### [Data extracted from a collection]
** Start **

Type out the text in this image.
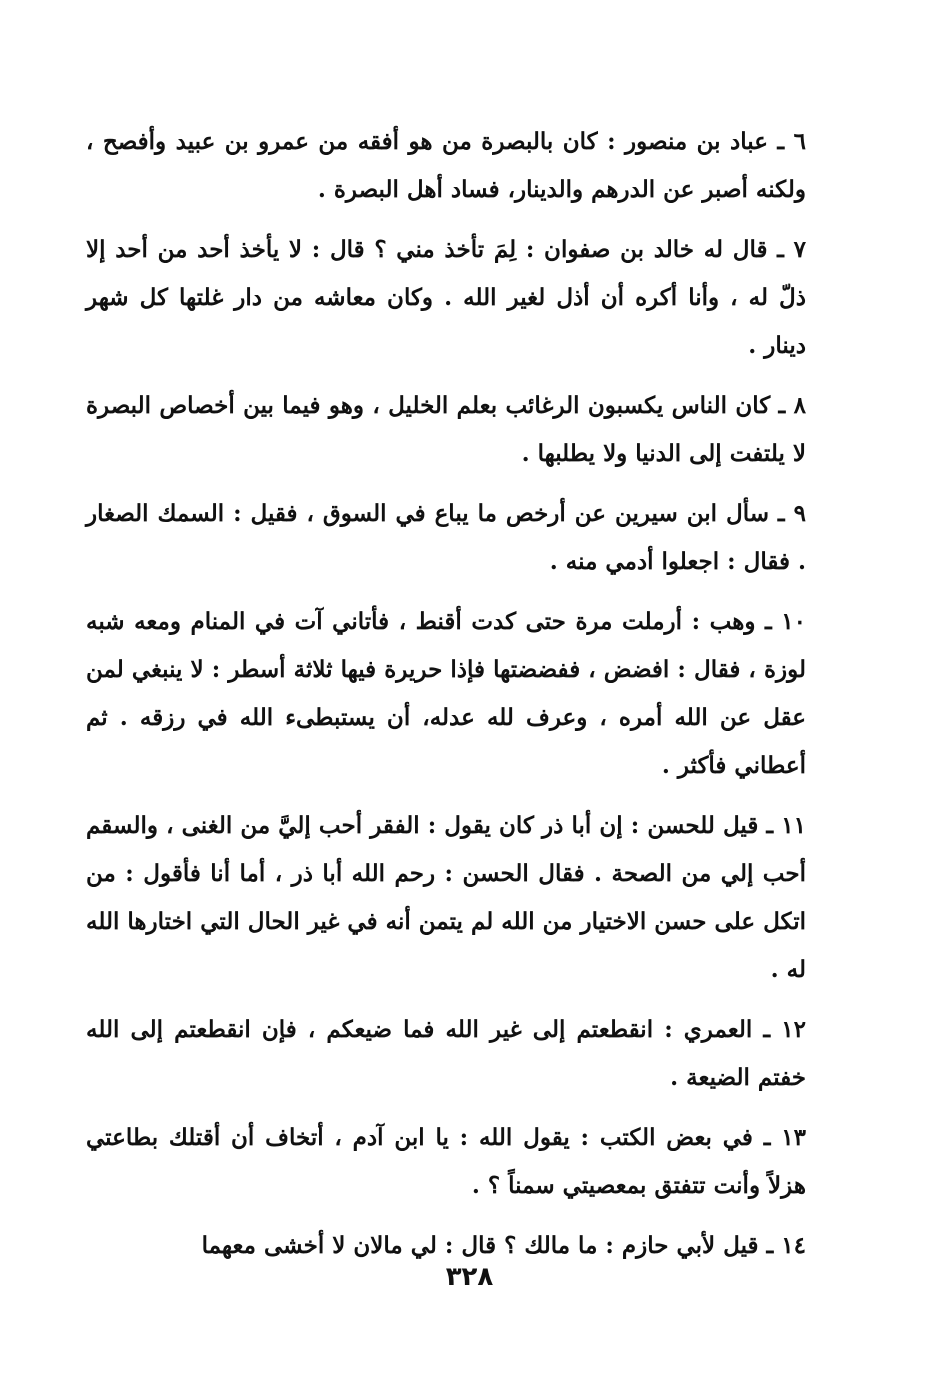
٦ ـ عباد بن منصور : كان بالبصرة من هو أفقه من عمرو بن عبيد وأفصح ، ولكنه أصبر عن الدرهم والدينار، فساد أهل البصرة .

٧ ـ قال له خالد بن صفوان : لِمَ تأخذ مني ؟ قال : لا يأخذ أحد من أحد إلا ذلّ له ، وأنا أكره أن أذل لغير الله . وكان معاشه من دار غلتها كل شهر دينار .

٨ ـ كان الناس يكسبون الرغائب بعلم الخليل ، وهو فيما بين أخصاص البصرة لا يلتفت إلى الدنيا ولا يطلبها .

٩ ـ سأل ابن سيرين عن أرخص ما يباع في السوق ، فقيل : السمك الصغار . فقال : اجعلوا أدمي منه .

١٠ ـ وهب : أرملت مرة حتى كدت أقنط ، فأتاني آت في المنام ومعه شبه لوزة ، فقال : افضض ، ففضضتها فإذا حريرة فيها ثلاثة أسطر : لا ينبغي لمن عقل عن الله أمره ، وعرف لله عدله، أن يستبطىء الله في رزقه . ثم أعطاني فأكثر .

١١ ـ قيل للحسن : إن أبا ذر كان يقول : الفقر أحب إليَّ من الغنى ، والسقم أحب إلي من الصحة . فقال الحسن : رحم الله أبا ذر ، أما أنا فأقول : من اتكل على حسن الاختيار من الله لم يتمن أنه في غير الحال التي اختارها الله له .

١٢ ـ العمري : انقطعتم إلى غير الله فما ضيعكم ، فإن انقطعتم إلى الله خفتم الضيعة .

١٣ ـ في بعض الكتب : يقول الله : يا ابن آدم ، أتخاف أن أقتلك بطاعتي هزلاً وأنت تتفتق بمعصيتي سمناً ؟ .

١٤ ـ قيل لأبي حازم : ما مالك ؟ قال : لي مالان لا أخشى معهما

٣٢٨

** End **

### [Your task]
Identify the lines above that contain the word "فقال", then copy them.

### [Exercise solution]
٩ ـ سأل ابن سيرين عن أرخص ما يباع في السوق ، فقيل : السمك الصغار . فقال : اجعلوا أدمي منه .
١٠ ـ وهب : أرملت مرة حتى كدت أقنط ، فأتاني آت في المنام ومعه شبه لوزة ، فقال : افضض ، ففضضتها فإذا حريرة فيها ثلاثة أسطر : لا ينبغي لمن عقل عن الله أمره ، وعرف لله عدله، أن يستبطىء الله في رزقه . ثم أعطاني فأكثر .
١١ ـ قيل للحسن : إن أبا ذر كان يقول : الفقر أحب إليَّ من الغنى ، والسقم أحب إلي من الصحة . فقال الحسن : رحم الله أبا ذر ، أما أنا فأقول : من اتكل على حسن الاختيار من الله لم يتمن أنه في غير الحال التي اختارها الله له .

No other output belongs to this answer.